> _Exercise inputs_:
★ ★ ★ ★ ★

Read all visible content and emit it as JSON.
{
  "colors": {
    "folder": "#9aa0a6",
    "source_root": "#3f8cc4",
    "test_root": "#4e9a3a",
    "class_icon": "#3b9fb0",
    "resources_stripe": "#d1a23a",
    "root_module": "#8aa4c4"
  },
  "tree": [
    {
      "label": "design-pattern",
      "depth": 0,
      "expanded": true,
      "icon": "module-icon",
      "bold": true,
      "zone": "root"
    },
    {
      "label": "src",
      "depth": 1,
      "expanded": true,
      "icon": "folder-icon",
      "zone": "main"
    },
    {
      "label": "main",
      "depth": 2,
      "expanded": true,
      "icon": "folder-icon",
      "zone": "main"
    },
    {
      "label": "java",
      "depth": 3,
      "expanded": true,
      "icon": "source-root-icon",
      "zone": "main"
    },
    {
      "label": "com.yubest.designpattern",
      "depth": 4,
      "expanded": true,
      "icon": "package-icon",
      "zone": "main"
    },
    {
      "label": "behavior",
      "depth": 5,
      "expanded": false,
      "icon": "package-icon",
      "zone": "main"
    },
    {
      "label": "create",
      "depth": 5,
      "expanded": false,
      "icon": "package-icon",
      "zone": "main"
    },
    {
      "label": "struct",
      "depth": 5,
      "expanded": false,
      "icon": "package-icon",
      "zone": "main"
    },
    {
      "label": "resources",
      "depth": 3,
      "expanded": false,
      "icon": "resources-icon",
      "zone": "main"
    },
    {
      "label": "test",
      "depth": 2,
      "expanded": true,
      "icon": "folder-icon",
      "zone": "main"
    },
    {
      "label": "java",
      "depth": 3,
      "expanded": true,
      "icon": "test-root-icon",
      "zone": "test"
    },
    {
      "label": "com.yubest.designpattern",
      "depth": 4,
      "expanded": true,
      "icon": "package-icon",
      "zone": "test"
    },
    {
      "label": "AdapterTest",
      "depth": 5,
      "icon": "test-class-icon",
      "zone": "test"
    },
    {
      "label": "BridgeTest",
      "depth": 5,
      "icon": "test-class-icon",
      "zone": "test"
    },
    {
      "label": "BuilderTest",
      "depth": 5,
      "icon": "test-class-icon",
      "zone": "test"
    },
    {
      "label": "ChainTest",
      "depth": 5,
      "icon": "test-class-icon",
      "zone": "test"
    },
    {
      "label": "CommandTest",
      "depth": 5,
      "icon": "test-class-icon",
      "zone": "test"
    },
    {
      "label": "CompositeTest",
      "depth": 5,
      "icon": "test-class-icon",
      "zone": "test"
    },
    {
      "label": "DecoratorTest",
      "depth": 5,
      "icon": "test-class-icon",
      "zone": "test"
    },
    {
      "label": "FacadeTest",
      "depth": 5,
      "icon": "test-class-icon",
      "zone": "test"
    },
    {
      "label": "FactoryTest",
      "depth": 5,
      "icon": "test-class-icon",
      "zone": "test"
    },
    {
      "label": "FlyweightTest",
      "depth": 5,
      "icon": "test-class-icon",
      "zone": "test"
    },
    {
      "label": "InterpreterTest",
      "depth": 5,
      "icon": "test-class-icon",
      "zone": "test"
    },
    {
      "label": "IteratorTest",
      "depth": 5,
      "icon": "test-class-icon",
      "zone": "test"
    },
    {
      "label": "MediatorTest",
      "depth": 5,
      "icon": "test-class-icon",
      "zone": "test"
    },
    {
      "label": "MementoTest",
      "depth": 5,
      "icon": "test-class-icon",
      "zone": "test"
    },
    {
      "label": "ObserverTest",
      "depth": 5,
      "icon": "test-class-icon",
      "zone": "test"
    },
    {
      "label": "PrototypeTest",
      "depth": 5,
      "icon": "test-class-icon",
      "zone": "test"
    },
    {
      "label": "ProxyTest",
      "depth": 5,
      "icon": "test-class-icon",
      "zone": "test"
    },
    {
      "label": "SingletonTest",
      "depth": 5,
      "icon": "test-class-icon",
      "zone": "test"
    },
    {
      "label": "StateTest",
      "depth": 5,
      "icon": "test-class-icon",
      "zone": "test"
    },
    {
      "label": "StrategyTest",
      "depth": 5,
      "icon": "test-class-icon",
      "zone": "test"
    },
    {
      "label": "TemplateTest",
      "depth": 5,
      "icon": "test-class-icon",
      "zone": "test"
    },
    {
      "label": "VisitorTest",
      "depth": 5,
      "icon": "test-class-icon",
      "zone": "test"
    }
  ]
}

★ ★ ★ ★ ★

> _Exercise details_:
Please set down the whole listing above without altering a single line.

> _Output_:
Read all visible content and emit it as JSON.
{
  "colors": {
    "folder": "#9aa0a6",
    "source_root": "#3f8cc4",
    "test_root": "#4e9a3a",
    "class_icon": "#3b9fb0",
    "resources_stripe": "#d1a23a",
    "root_module": "#8aa4c4"
  },
  "tree": [
    {
      "label": "design-pattern",
      "depth": 0,
      "expanded": true,
      "icon": "module-icon",
      "bold": true,
      "zone": "root"
    },
    {
      "label": "src",
      "depth": 1,
      "expanded": true,
      "icon": "folder-icon",
      "zone": "main"
    },
    {
      "label": "main",
      "depth": 2,
      "expanded": true,
      "icon": "folder-icon",
      "zone": "main"
    },
    {
      "label": "java",
      "depth": 3,
      "expanded": true,
      "icon": "source-root-icon",
      "zone": "main"
    },
    {
      "label": "com.yubest.designpattern",
      "depth": 4,
      "expanded": true,
      "icon": "package-icon",
      "zone": "main"
    },
    {
      "label": "behavior",
      "depth": 5,
      "expanded": false,
      "icon": "package-icon",
      "zone": "main"
    },
    {
      "label": "create",
      "depth": 5,
      "expanded": false,
      "icon": "package-icon",
      "zone": "main"
    },
    {
      "label": "struct",
      "depth": 5,
      "expanded": false,
      "icon": "package-icon",
      "zone": "main"
    },
    {
      "label": "resources",
      "depth": 3,
      "expanded": false,
      "icon": "resources-icon",
      "zone": "main"
    },
    {
      "label": "test",
      "depth": 2,
      "expanded": true,
      "icon": "folder-icon",
      "zone": "main"
    },
    {
      "label": "java",
      "depth": 3,
      "expanded": true,
      "icon": "test-root-icon",
      "zone": "test"
    },
    {
      "label": "com.yubest.designpattern",
      "depth": 4,
      "expanded": true,
      "icon": "package-icon",
      "zone": "test"
    },
    {
      "label": "AdapterTest",
      "depth": 5,
      "icon": "test-class-icon",
      "zone": "test"
    },
    {
      "label": "BridgeTest",
      "depth": 5,
      "icon": "test-class-icon",
      "zone": "test"
    },
    {
      "label": "BuilderTest",
      "depth": 5,
      "icon": "test-class-icon",
      "zone": "test"
    },
    {
      "label": "ChainTest",
      "depth": 5,
      "icon": "test-class-icon",
      "zone": "test"
    },
    {
      "label": "CommandTest",
      "depth": 5,
      "icon": "test-class-icon",
      "zone": "test"
    },
    {
      "label": "CompositeTest",
      "depth": 5,
      "icon": "test-class-icon",
      "zone": "test"
    },
    {
      "label": "DecoratorTest",
      "depth": 5,
      "icon": "test-class-icon",
      "zone": "test"
    },
    {
      "label": "FacadeTest",
      "depth": 5,
      "icon": "test-class-icon",
      "zone": "test"
    },
    {
      "label": "FactoryTest",
      "depth": 5,
      "icon": "test-class-icon",
      "zone": "test"
    },
    {
      "label": "FlyweightTest",
      "depth": 5,
      "icon": "test-class-icon",
      "zone": "test"
    },
    {
      "label": "InterpreterTest",
      "depth": 5,
      "icon": "test-class-icon",
      "zone": "test"
    },
    {
      "label": "IteratorTest",
      "depth": 5,
      "icon": "test-class-icon",
      "zone": "test"
    },
    {
      "label": "MediatorTest",
      "depth": 5,
      "icon": "test-class-icon",
      "zone": "test"
    },
    {
      "label": "MementoTest",
      "depth": 5,
      "icon": "test-class-icon",
      "zone": "test"
    },
    {
      "label": "ObserverTest",
      "depth": 5,
      "icon": "test-class-icon",
      "zone": "test"
    },
    {
      "label": "PrototypeTest",
      "depth": 5,
      "icon": "test-class-icon",
      "zone": "test"
    },
    {
      "label": "ProxyTest",
      "depth": 5,
      "icon": "test-class-icon",
      "zone": "test"
    },
    {
      "label": "SingletonTest",
      "depth": 5,
      "icon": "test-class-icon",
      "zone": "test"
    },
    {
      "label": "StateTest",
      "depth": 5,
      "icon": "test-class-icon",
      "zone": "test"
    },
    {
      "label": "StrategyTest",
      "depth": 5,
      "icon": "test-class-icon",
      "zone": "test"
    },
    {
      "label": "TemplateTest",
      "depth": 5,
      "icon": "test-class-icon",
      "zone": "test"
    },
    {
      "label": "VisitorTest",
      "depth": 5,
      "icon": "test-class-icon",
      "zone": "test"
    }
  ]
}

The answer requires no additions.